Dataset entries:
begin

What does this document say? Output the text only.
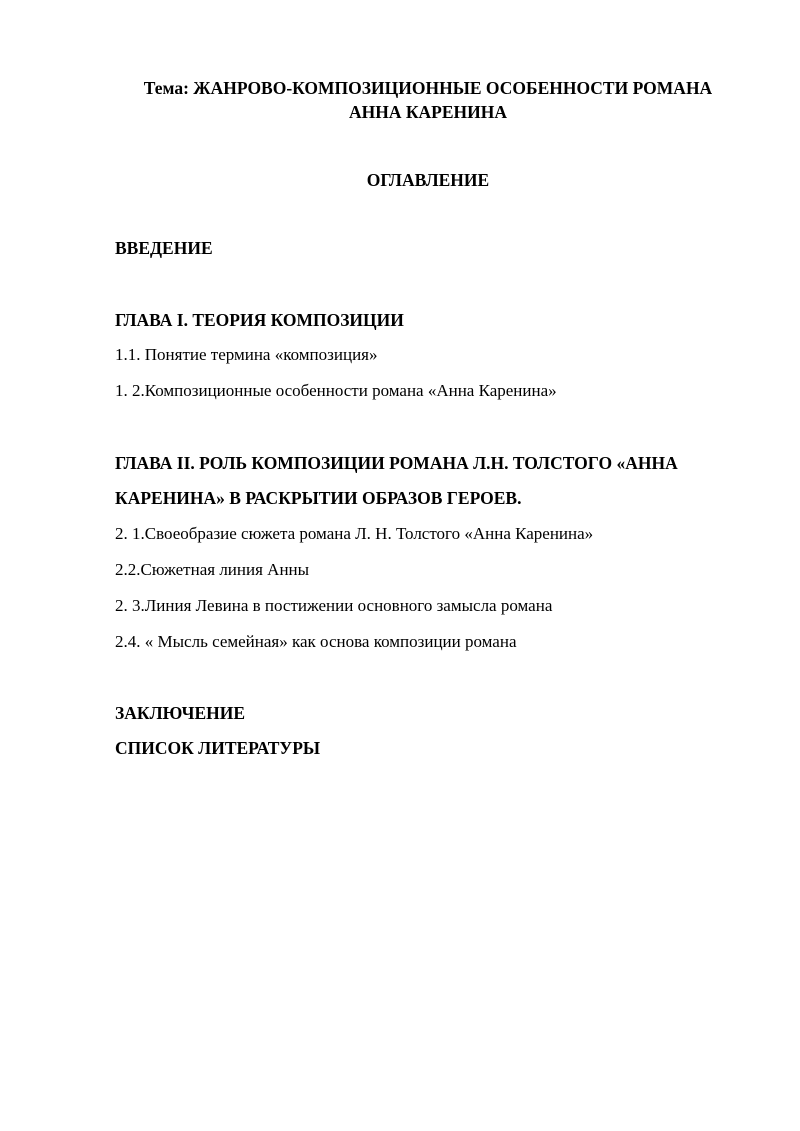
Тема: ЖАНРОВО-КОМПОЗИЦИОННЫЕ ОСОБЕННОСТИ РОМАНА
АННА КАРЕНИНА
ОГЛАВЛЕНИЕ
ВВЕДЕНИЕ
ГЛАВА I. ТЕОРИЯ КОМПОЗИЦИИ
1.1. Понятие термина «композиция»
1. 2.Композиционные особенности романа «Анна Каренина»
ГЛАВА II. РОЛЬ КОМПОЗИЦИИ РОМАНА Л.Н. ТОЛСТОГО «АННА
КАРЕНИНА» В РАСКРЫТИИ ОБРАЗОВ ГЕРОЕВ.
2. 1.Своеобразие сюжета романа Л. Н. Толстого «Анна Каренина»
2.2.Сюжетная линия Анны
2. 3.Линия Левина в постижении основного замысла романа
2.4. « Мысль семейная» как основа композиции романа
ЗАКЛЮЧЕНИЕ
СПИСОК ЛИТЕРАТУРЫ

end

Directions: In the entries above, find every line with the word "ГЛАВА" and list it.

Output for this task:
ГЛАВА I. ТЕОРИЯ КОМПОЗИЦИИ
ГЛАВА II. РОЛЬ КОМПОЗИЦИИ РОМАНА Л.Н. ТОЛСТОГО «АННА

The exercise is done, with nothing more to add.